▸ Task directions
Reproduce all the entries precisely.

▸ Source data

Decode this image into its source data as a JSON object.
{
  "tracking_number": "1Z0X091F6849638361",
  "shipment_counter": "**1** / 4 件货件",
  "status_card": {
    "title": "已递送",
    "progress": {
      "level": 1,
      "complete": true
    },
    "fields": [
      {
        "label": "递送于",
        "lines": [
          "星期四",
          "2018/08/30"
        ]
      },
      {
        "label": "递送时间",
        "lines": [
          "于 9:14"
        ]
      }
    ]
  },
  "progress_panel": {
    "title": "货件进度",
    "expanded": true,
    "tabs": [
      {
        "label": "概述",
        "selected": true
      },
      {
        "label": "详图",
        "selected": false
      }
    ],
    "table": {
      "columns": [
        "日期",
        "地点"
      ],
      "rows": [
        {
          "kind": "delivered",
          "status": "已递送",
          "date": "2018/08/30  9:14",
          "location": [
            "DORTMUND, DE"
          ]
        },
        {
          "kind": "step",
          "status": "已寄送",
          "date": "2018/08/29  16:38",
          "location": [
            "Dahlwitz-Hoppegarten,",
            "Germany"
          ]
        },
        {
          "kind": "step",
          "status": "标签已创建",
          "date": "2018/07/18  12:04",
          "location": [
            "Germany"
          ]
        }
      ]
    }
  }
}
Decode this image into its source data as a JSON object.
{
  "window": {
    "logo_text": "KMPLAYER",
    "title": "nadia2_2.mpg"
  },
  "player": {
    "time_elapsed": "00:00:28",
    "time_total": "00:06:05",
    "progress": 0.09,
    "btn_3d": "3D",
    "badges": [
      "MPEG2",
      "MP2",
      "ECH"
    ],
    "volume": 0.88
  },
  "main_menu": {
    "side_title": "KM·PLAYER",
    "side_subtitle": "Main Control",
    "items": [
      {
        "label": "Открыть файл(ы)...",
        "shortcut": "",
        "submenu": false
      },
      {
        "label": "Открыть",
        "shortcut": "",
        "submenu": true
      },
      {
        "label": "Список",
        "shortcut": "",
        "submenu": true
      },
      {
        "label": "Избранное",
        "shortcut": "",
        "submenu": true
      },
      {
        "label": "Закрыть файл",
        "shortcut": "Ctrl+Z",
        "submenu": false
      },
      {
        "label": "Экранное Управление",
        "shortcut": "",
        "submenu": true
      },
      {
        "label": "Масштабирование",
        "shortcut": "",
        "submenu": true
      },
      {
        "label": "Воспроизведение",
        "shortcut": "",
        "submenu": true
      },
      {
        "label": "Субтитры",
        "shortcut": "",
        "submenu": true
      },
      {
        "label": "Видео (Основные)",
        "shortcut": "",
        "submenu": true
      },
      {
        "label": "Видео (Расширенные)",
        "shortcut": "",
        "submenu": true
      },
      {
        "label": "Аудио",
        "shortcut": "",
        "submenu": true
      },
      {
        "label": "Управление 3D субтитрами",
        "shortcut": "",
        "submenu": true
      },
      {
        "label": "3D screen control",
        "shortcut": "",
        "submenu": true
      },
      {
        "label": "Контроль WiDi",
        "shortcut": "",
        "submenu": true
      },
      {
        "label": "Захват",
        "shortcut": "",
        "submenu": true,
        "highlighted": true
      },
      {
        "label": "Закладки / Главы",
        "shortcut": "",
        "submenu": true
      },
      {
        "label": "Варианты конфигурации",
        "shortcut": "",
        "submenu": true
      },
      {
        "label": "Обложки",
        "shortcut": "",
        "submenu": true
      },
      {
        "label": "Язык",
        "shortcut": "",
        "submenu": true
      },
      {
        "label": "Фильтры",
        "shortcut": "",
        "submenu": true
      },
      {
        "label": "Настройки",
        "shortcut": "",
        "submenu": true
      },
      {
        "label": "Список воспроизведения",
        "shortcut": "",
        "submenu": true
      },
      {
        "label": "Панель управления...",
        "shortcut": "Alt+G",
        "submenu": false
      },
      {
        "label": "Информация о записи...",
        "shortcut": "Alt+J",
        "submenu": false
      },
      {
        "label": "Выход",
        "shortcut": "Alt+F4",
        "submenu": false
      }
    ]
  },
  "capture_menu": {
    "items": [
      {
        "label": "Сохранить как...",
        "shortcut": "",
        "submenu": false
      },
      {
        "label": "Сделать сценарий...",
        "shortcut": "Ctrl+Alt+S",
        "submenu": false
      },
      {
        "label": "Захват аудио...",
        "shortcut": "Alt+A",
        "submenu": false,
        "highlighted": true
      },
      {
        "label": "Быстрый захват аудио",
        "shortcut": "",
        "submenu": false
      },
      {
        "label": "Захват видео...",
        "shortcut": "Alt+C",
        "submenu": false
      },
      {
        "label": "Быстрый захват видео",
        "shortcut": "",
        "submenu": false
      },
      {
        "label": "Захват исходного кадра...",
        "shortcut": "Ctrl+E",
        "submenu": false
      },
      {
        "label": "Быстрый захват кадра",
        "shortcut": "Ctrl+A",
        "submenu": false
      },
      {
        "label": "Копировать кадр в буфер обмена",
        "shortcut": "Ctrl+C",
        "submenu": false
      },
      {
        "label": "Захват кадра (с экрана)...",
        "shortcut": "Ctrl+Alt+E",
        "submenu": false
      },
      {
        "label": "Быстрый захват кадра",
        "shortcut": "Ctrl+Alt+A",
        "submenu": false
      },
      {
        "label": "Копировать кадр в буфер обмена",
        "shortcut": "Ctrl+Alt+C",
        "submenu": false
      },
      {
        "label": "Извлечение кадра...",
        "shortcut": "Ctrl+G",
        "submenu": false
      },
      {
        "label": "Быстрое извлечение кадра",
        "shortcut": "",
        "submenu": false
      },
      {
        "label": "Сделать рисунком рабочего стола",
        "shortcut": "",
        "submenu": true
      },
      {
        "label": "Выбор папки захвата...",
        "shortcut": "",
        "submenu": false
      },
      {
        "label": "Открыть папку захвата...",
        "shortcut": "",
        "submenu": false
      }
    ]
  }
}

▸ Finished exercise
Decode this image into its source data as a JSON object.
{
  "tracking_number": "1Z0X091F6849638361",
  "shipment_counter": "**1** / 4 件货件",
  "status_card": {
    "title": "已递送",
    "progress": {
      "level": 1,
      "complete": true
    },
    "fields": [
      {
        "label": "递送于",
        "lines": [
          "星期四",
          "2018/08/30"
        ]
      },
      {
        "label": "递送时间",
        "lines": [
          "于 9:14"
        ]
      }
    ]
  },
  "progress_panel": {
    "title": "货件进度",
    "expanded": true,
    "tabs": [
      {
        "label": "概述",
        "selected": true
      },
      {
        "label": "详图",
        "selected": false
      }
    ],
    "table": {
      "columns": [
        "日期",
        "地点"
      ],
      "rows": [
        {
          "kind": "delivered",
          "status": "已递送",
          "date": "2018/08/30  9:14",
          "location": [
            "DORTMUND, DE"
          ]
        },
        {
          "kind": "step",
          "status": "已寄送",
          "date": "2018/08/29  16:38",
          "location": [
            "Dahlwitz-Hoppegarten,",
            "Germany"
          ]
        },
        {
          "kind": "step",
          "status": "标签已创建",
          "date": "2018/07/18  12:04",
          "location": [
            "Germany"
          ]
        }
      ]
    }
  }
}
Decode this image into its source data as a JSON object.
{
  "window": {
    "logo_text": "KMPLAYER",
    "title": "nadia2_2.mpg"
  },
  "player": {
    "time_elapsed": "00:00:28",
    "time_total": "00:06:05",
    "progress": 0.09,
    "btn_3d": "3D",
    "badges": [
      "MPEG2",
      "MP2",
      "ECH"
    ],
    "volume": 0.88
  },
  "main_menu": {
    "side_title": "KM·PLAYER",
    "side_subtitle": "Main Control",
    "items": [
      {
        "label": "Открыть файл(ы)...",
        "shortcut": "",
        "submenu": false
      },
      {
        "label": "Открыть",
        "shortcut": "",
        "submenu": true
      },
      {
        "label": "Список",
        "shortcut": "",
        "submenu": true
      },
      {
        "label": "Избранное",
        "shortcut": "",
        "submenu": true
      },
      {
        "label": "Закрыть файл",
        "shortcut": "Ctrl+Z",
        "submenu": false
      },
      {
        "label": "Экранное Управление",
        "shortcut": "",
        "submenu": true
      },
      {
        "label": "Масштабирование",
        "shortcut": "",
        "submenu": true
      },
      {
        "label": "Воспроизведение",
        "shortcut": "",
        "submenu": true
      },
      {
        "label": "Субтитры",
        "shortcut": "",
        "submenu": true
      },
      {
        "label": "Видео (Основные)",
        "shortcut": "",
        "submenu": true
      },
      {
        "label": "Видео (Расширенные)",
        "shortcut": "",
        "submenu": true
      },
      {
        "label": "Аудио",
        "shortcut": "",
        "submenu": true
      },
      {
        "label": "Управление 3D субтитрами",
        "shortcut": "",
        "submenu": true
      },
      {
        "label": "3D screen control",
        "shortcut": "",
        "submenu": true
      },
      {
        "label": "Контроль WiDi",
        "shortcut": "",
        "submenu": true
      },
      {
        "label": "Захват",
        "shortcut": "",
        "submenu": true,
        "highlighted": true
      },
      {
        "label": "Закладки / Главы",
        "shortcut": "",
        "submenu": true
      },
      {
        "label": "Варианты конфигурации",
        "shortcut": "",
        "submenu": true
      },
      {
        "label": "Обложки",
        "shortcut": "",
        "submenu": true
      },
      {
        "label": "Язык",
        "shortcut": "",
        "submenu": true
      },
      {
        "label": "Фильтры",
        "shortcut": "",
        "submenu": true
      },
      {
        "label": "Настройки",
        "shortcut": "",
        "submenu": true
      },
      {
        "label": "Список воспроизведения",
        "shortcut": "",
        "submenu": true
      },
      {
        "label": "Панель управления...",
        "shortcut": "Alt+G",
        "submenu": false
      },
      {
        "label": "Информация о записи...",
        "shortcut": "Alt+J",
        "submenu": false
      },
      {
        "label": "Выход",
        "shortcut": "Alt+F4",
        "submenu": false
      }
    ]
  },
  "capture_menu": {
    "items": [
      {
        "label": "Сохранить как...",
        "shortcut": "",
        "submenu": false
      },
      {
        "label": "Сделать сценарий...",
        "shortcut": "Ctrl+Alt+S",
        "submenu": false
      },
      {
        "label": "Захват аудио...",
        "shortcut": "Alt+A",
        "submenu": false,
        "highlighted": true
      },
      {
        "label": "Быстрый захват аудио",
        "shortcut": "",
        "submenu": false
      },
      {
        "label": "Захват видео...",
        "shortcut": "Alt+C",
        "submenu": false
      },
      {
        "label": "Быстрый захват видео",
        "shortcut": "",
        "submenu": false
      },
      {
        "label": "Захват исходного кадра...",
        "shortcut": "Ctrl+E",
        "submenu": false
      },
      {
        "label": "Быстрый захват кадра",
        "shortcut": "Ctrl+A",
        "submenu": false
      },
      {
        "label": "Копировать кадр в буфер обмена",
        "shortcut": "Ctrl+C",
        "submenu": false
      },
      {
        "label": "Захват кадра (с экрана)...",
        "shortcut": "Ctrl+Alt+E",
        "submenu": false
      },
      {
        "label": "Быстрый захват кадра",
        "shortcut": "Ctrl+Alt+A",
        "submenu": false
      },
      {
        "label": "Копировать кадр в буфер обмена",
        "shortcut": "Ctrl+Alt+C",
        "submenu": false
      },
      {
        "label": "Извлечение кадра...",
        "shortcut": "Ctrl+G",
        "submenu": false
      },
      {
        "label": "Быстрое извлечение кадра",
        "shortcut": "",
        "submenu": false
      },
      {
        "label": "Сделать рисунком рабочего стола",
        "shortcut": "",
        "submenu": true
      },
      {
        "label": "Выбор папки захвата...",
        "shortcut": "",
        "submenu": false
      },
      {
        "label": "Открыть папку захвата...",
        "shortcut": "",
        "submenu": false
      }
    ]
  }
}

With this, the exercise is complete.